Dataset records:

--------------------------------------------------

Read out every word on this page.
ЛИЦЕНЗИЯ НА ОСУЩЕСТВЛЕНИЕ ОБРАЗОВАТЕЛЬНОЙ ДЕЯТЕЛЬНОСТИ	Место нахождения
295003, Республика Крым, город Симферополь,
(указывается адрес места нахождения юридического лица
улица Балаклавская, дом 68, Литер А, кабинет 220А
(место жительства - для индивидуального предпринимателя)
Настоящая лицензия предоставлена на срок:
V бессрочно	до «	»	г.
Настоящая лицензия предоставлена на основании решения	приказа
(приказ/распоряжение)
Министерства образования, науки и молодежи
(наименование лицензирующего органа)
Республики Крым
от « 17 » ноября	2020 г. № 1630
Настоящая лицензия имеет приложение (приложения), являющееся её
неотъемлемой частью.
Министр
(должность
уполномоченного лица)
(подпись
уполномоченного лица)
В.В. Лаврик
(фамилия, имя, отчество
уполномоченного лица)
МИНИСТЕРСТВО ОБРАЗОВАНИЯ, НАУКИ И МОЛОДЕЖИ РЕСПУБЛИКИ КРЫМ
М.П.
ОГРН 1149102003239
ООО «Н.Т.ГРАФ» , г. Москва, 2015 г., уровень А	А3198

--------------------------------------------------

| PROBLEM REQUIREMENTS |
Repeat the data in its entirety, character for character.

| RESULT FOR THIS EXERCISE |
Read out every word on this page.
ЛИЦЕНЗИЯ НА ОСУЩЕСТВЛЕНИЕ ОБРАЗОВАТЕЛЬНОЙ ДЕЯТЕЛЬНОСТИ	Место нахождения
295003, Республика Крым, город Симферополь,
(указывается адрес места нахождения юридического лица
улица Балаклавская, дом 68, Литер А, кабинет 220А
(место жительства - для индивидуального предпринимателя)
Настоящая лицензия предоставлена на срок:
V бессрочно	до «	»	г.
Настоящая лицензия предоставлена на основании решения	приказа
(приказ/распоряжение)
Министерства образования, науки и молодежи
(наименование лицензирующего органа)
Республики Крым
от « 17 » ноября	2020 г. № 1630
Настоящая лицензия имеет приложение (приложения), являющееся её
неотъемлемой частью.
Министр
(должность
уполномоченного лица)
(подпись
уполномоченного лица)
В.В. Лаврик
(фамилия, имя, отчество
уполномоченного лица)
МИНИСТЕРСТВО ОБРАЗОВАНИЯ, НАУКИ И МОЛОДЕЖИ РЕСПУБЛИКИ КРЫМ
М.П.
ОГРН 1149102003239
ООО «Н.Т.ГРАФ» , г. Москва, 2015 г., уровень А	А3198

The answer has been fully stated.